§ **Given request**
Your task is to copy every line of this material exactly.

┌─ Data for this exercise

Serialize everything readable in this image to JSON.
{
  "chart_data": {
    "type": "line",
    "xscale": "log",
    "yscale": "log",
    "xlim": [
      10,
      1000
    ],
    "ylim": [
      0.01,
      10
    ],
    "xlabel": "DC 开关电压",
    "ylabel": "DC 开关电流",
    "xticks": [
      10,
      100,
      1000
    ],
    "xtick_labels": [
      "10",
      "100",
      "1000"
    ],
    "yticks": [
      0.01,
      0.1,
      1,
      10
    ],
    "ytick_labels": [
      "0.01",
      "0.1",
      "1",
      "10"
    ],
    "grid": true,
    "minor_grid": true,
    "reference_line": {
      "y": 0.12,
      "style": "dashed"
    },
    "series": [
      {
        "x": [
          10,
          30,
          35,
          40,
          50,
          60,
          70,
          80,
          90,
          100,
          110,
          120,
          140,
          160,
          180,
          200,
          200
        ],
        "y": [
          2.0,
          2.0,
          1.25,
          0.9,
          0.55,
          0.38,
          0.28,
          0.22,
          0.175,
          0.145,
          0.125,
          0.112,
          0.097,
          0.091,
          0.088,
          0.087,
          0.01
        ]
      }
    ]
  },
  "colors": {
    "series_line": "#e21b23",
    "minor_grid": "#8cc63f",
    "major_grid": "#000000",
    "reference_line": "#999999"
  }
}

└─

§ **Result**
Serialize everything readable in this image to JSON.
{
  "chart_data": {
    "type": "line",
    "xscale": "log",
    "yscale": "log",
    "xlim": [
      10,
      1000
    ],
    "ylim": [
      0.01,
      10
    ],
    "xlabel": "DC 开关电压",
    "ylabel": "DC 开关电流",
    "xticks": [
      10,
      100,
      1000
    ],
    "xtick_labels": [
      "10",
      "100",
      "1000"
    ],
    "yticks": [
      0.01,
      0.1,
      1,
      10
    ],
    "ytick_labels": [
      "0.01",
      "0.1",
      "1",
      "10"
    ],
    "grid": true,
    "minor_grid": true,
    "reference_line": {
      "y": 0.12,
      "style": "dashed"
    },
    "series": [
      {
        "x": [
          10,
          30,
          35,
          40,
          50,
          60,
          70,
          80,
          90,
          100,
          110,
          120,
          140,
          160,
          180,
          200,
          200
        ],
        "y": [
          2.0,
          2.0,
          1.25,
          0.9,
          0.55,
          0.38,
          0.28,
          0.22,
          0.175,
          0.145,
          0.125,
          0.112,
          0.097,
          0.091,
          0.088,
          0.087,
          0.01
        ]
      }
    ]
  },
  "colors": {
    "series_line": "#e21b23",
    "minor_grid": "#8cc63f",
    "major_grid": "#000000",
    "reference_line": "#999999"
  }
}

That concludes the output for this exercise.